During a trip to Turkey in the summer of 2009, I had an opportunity to visit the tomb of the 13th century Sufi mystic and prolific author, Mawlana Jalal al-Din al-Rumi, known more commonly as Rumi (1207-1273). He was a contemporary of St. Thomas Aquinas (1225-1274), a well-known Christian theologian and mystic. The "pilgrimage" to Rumi's tomb turned out to be one of the highlights of the trip for me.

Prompted by that visit, it seemed useful to explore what Rumi had written about the subject of faith and reason because of the importance of the topic in the Catholic religious tradition which has always recognized a potential for tension about the role of reason in one's faith. This tension has usually been resolved in the insight that the expression of faith in God cannot diminish the importance of human reason in providing a conceptual framework by which that faith can be expressed and shared with others. However, the more one delves into Rumi's life and his mystical poetry it becomes clear that for him, the issue of faith and reason is incomplete unless one includes the central theme of love.

Rumi's poetry and parables are not a product of academic theological reflection but emerge from a deeply felt experience of God's presence and God's love in his life. I was curious to know what role human reason might play in Rumi's thought and writings and whether he thought purely rational reflection and discourse about God is valuable. I propose to show in this essay that for Rumi, human reason is valuable in the search for God. Reason cannot be ignored, but it has only an instrumental value in one's faith and relationship with God. The starting point for my argument is Rumi's view of human knowledge.

----------

**EXERCISE TASK 1**
Which Christian theologian does the Rumi essay name as Rumi's contemporary?
**EXERCISE TASK 2**
Summarize the Rumi essay in two sentences.
**EXERCISE TASK 3**
Write the next part of the Rumi essay, picking up after its final sentence.

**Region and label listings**

----------

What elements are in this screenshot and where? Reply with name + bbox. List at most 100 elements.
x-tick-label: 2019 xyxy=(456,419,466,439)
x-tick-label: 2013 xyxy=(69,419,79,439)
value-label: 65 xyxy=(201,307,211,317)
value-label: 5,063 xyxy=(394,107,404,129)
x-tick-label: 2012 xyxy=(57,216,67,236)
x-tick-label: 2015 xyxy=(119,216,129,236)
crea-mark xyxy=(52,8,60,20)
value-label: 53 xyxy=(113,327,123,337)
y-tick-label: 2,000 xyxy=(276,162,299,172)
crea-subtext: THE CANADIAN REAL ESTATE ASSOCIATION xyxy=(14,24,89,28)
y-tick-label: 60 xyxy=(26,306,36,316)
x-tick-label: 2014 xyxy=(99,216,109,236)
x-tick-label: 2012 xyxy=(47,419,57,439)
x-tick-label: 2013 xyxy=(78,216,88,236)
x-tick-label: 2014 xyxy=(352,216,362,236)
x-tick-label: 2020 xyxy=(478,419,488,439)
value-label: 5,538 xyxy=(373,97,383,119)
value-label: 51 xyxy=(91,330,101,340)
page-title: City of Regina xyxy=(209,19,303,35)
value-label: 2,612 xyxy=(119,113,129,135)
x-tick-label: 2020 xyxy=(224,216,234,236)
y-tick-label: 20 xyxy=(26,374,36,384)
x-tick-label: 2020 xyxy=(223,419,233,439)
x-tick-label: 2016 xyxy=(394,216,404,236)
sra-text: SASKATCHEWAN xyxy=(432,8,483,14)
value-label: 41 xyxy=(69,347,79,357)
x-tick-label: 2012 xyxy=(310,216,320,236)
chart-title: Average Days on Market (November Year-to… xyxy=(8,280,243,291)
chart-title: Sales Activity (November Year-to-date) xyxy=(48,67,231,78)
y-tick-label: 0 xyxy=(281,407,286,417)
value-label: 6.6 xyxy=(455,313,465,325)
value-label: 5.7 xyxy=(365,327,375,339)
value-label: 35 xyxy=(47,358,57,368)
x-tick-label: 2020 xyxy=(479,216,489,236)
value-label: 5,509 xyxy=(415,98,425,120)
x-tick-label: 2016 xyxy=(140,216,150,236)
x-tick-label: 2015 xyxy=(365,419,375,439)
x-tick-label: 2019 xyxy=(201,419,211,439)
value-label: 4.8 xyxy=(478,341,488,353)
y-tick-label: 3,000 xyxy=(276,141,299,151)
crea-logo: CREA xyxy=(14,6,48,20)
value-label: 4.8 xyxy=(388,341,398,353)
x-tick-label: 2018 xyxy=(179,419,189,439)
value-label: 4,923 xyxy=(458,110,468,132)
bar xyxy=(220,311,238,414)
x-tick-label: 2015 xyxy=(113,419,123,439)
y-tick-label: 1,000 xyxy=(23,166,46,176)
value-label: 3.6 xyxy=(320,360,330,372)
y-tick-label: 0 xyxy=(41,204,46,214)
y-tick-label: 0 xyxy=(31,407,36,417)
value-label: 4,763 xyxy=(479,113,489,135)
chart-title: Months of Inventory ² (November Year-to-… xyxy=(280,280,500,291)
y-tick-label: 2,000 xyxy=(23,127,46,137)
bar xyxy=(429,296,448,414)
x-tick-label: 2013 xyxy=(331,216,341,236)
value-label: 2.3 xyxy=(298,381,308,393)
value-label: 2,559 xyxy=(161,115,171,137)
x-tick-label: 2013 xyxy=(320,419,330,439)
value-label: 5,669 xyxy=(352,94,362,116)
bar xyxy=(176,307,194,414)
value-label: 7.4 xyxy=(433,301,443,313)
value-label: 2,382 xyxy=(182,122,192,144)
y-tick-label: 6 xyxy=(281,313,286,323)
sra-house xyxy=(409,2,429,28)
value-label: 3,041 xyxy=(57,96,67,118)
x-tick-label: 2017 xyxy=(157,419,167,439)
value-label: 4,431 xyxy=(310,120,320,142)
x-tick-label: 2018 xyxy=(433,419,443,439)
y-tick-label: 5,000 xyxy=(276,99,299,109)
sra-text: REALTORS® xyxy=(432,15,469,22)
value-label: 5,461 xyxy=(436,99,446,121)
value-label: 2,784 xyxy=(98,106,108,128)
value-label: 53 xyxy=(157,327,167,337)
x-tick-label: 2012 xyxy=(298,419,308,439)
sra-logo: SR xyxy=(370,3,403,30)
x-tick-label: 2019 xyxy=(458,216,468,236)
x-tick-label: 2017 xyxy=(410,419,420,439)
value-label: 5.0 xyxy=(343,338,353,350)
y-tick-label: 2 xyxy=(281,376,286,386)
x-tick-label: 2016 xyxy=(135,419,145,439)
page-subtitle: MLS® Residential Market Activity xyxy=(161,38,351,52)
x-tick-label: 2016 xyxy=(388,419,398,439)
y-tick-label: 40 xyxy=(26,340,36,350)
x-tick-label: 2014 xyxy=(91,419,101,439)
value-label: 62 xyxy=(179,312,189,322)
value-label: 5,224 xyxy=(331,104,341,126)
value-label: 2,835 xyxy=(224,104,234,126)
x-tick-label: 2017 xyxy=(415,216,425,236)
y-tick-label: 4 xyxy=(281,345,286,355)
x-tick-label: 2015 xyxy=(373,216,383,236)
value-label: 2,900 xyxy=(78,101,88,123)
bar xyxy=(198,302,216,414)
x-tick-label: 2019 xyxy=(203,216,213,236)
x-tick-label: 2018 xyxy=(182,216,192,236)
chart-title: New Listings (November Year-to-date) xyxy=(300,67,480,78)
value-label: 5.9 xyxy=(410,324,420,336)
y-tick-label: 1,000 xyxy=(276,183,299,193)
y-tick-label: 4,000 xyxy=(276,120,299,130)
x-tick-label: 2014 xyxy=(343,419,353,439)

----------

**EXPECTED ANSWER 1**
St. Thomas Aquinas (1225-1274).

**EXPECTED ANSWER 2**
A 2009 visit to Rumi's tomb in Turkey prompted the writer to explore what Rumi wrote about faith and reason, a topic important in the Catholic tradition, and the writer finds that for Rumi this question is incomplete without the central theme of love. The essay proposes to show that Rumi saw human reason as valuable in the search for God but as having only an instrumental value in one's faith and relationship with God.

**EXPECTED ANSWER 3**
Knowledge in general: Two perspectives

A. The need for knowledge:

According to Rumi, the human person cannot reach the final goal of human existence, which is union with God, without adequate knowledge. Perfect union with God however will be fully achieved only in the afterlife when knowledge will recede in importance. According to the biographer Cihan Okuyucu, for Rumi, the mind is like a torch and knowledge is its light. But he adds that for Rumi there is an even stronger light for the mind and that is love. (Okuyucu, 2007, p. 79)

B. Autonomy:

Regarding the use of one's mind, Rumi has great respect for the autonomy of the individual's mind. Rumi urges each of us to pursue our own insights and not to depend simply on what others have said. He explains by using this metaphor: Does a mountain produce any sound on its own? The answer is no. Whatever sounds we hear in the mountains are echoes of voices made by others. So too the person who does not set out to learn and understand on his own is simply an echo chamber. But "…if your words begin to flow from a source within, only then you will fly with your own wings" (Masnawi 6: 175 quoted in Okuyucu 2007, p. 84).

Knowledge ultimately is only an instrumental value. It is one of the necessary means for attaining full human "maturity," not the sole necessary means.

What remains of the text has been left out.